## Aim of the task:
Tally the lines that contain "lệnh" and report the total alone.

## Data listing:
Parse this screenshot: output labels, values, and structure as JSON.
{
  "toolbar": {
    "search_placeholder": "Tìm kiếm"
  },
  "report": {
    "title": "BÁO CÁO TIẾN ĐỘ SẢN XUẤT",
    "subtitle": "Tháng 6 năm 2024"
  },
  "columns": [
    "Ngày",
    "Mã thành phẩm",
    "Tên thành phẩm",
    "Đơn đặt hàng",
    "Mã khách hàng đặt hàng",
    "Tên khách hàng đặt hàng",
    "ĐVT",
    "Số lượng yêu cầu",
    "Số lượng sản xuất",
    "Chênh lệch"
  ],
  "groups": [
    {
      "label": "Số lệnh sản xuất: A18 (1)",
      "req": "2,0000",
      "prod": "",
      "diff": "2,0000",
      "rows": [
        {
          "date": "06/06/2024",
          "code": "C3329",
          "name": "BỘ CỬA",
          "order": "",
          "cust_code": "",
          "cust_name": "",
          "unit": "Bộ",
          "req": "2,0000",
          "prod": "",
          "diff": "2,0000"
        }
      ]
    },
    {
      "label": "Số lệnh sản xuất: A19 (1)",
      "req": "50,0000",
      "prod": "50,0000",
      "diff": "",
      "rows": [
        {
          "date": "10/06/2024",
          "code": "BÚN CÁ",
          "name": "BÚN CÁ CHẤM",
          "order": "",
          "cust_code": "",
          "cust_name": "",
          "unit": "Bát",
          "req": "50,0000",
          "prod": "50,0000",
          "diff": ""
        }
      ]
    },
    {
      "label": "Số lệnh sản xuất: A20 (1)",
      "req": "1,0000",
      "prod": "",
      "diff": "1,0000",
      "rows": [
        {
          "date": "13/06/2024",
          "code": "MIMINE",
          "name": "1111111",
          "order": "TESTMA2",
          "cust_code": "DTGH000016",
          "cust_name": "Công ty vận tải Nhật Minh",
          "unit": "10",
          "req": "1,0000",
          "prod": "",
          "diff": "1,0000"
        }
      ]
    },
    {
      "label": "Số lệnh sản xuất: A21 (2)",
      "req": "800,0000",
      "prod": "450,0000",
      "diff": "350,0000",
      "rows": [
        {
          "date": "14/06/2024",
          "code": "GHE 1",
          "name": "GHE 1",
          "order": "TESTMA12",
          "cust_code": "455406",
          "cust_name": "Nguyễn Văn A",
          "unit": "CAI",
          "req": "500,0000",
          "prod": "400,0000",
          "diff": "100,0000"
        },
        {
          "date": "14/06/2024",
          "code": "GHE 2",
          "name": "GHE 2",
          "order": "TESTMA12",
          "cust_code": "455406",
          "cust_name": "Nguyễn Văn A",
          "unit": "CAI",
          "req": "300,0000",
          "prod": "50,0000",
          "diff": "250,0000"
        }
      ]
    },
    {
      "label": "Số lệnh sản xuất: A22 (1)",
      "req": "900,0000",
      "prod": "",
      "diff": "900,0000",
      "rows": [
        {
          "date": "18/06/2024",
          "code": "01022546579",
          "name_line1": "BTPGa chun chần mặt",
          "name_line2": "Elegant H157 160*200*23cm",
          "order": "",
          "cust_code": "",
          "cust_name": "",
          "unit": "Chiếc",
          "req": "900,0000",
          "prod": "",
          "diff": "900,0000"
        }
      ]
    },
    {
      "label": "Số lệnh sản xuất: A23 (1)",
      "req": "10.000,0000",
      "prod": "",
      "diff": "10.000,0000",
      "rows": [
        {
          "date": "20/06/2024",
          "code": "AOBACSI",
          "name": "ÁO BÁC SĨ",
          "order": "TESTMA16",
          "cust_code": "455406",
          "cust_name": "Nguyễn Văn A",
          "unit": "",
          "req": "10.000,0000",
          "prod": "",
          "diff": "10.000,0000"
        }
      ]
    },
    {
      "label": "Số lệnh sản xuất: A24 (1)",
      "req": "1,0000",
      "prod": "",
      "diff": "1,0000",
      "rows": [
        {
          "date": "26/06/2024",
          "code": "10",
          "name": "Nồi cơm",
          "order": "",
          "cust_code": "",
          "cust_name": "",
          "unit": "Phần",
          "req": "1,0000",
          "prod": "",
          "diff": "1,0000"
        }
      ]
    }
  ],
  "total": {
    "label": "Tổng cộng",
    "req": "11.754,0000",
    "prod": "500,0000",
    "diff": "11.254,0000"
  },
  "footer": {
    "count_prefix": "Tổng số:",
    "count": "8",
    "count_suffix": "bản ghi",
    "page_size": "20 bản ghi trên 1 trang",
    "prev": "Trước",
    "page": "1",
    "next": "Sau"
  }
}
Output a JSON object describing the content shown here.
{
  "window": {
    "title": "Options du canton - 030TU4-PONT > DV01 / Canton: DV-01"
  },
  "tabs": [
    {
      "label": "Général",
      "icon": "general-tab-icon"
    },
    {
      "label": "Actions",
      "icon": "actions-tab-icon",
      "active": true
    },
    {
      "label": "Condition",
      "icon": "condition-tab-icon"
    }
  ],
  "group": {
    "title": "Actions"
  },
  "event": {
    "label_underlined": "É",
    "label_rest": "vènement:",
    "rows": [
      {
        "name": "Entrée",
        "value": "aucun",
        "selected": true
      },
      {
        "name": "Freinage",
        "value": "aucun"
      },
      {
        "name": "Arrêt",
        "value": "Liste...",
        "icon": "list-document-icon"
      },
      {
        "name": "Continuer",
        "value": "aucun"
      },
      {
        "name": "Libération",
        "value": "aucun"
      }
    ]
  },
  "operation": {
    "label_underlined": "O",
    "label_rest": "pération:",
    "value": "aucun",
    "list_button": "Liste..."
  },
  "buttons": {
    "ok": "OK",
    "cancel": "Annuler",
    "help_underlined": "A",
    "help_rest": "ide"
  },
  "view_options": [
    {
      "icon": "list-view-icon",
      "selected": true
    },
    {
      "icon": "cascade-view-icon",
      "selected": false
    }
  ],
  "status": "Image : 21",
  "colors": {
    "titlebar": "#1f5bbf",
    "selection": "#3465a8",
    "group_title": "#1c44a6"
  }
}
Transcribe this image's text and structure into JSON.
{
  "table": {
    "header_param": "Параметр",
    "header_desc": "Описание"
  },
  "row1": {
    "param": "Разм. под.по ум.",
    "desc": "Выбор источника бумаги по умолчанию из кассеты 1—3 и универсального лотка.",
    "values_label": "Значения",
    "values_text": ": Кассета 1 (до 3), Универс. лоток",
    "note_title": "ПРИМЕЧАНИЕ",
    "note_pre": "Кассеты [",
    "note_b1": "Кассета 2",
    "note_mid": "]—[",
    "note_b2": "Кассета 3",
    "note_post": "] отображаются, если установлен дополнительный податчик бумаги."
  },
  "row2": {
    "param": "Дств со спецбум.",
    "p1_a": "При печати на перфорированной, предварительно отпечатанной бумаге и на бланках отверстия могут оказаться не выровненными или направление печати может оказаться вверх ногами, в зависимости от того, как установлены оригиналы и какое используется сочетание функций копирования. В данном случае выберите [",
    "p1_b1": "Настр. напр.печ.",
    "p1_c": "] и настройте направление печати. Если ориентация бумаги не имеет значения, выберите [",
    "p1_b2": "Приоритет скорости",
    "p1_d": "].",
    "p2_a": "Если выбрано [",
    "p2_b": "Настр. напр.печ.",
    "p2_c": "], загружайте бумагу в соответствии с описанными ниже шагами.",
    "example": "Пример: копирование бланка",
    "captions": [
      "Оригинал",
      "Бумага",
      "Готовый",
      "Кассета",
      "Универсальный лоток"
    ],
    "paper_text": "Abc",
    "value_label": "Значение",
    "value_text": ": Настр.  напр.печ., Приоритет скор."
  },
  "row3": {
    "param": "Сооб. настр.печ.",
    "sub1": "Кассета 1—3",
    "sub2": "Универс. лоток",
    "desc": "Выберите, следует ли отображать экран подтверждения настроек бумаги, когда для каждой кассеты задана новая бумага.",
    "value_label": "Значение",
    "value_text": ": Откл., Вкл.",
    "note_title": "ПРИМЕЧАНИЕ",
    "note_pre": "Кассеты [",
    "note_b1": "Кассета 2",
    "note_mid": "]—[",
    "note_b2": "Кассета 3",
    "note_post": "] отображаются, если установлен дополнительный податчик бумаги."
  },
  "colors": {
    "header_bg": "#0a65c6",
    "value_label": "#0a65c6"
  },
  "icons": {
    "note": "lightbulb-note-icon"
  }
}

## Worked answer:
7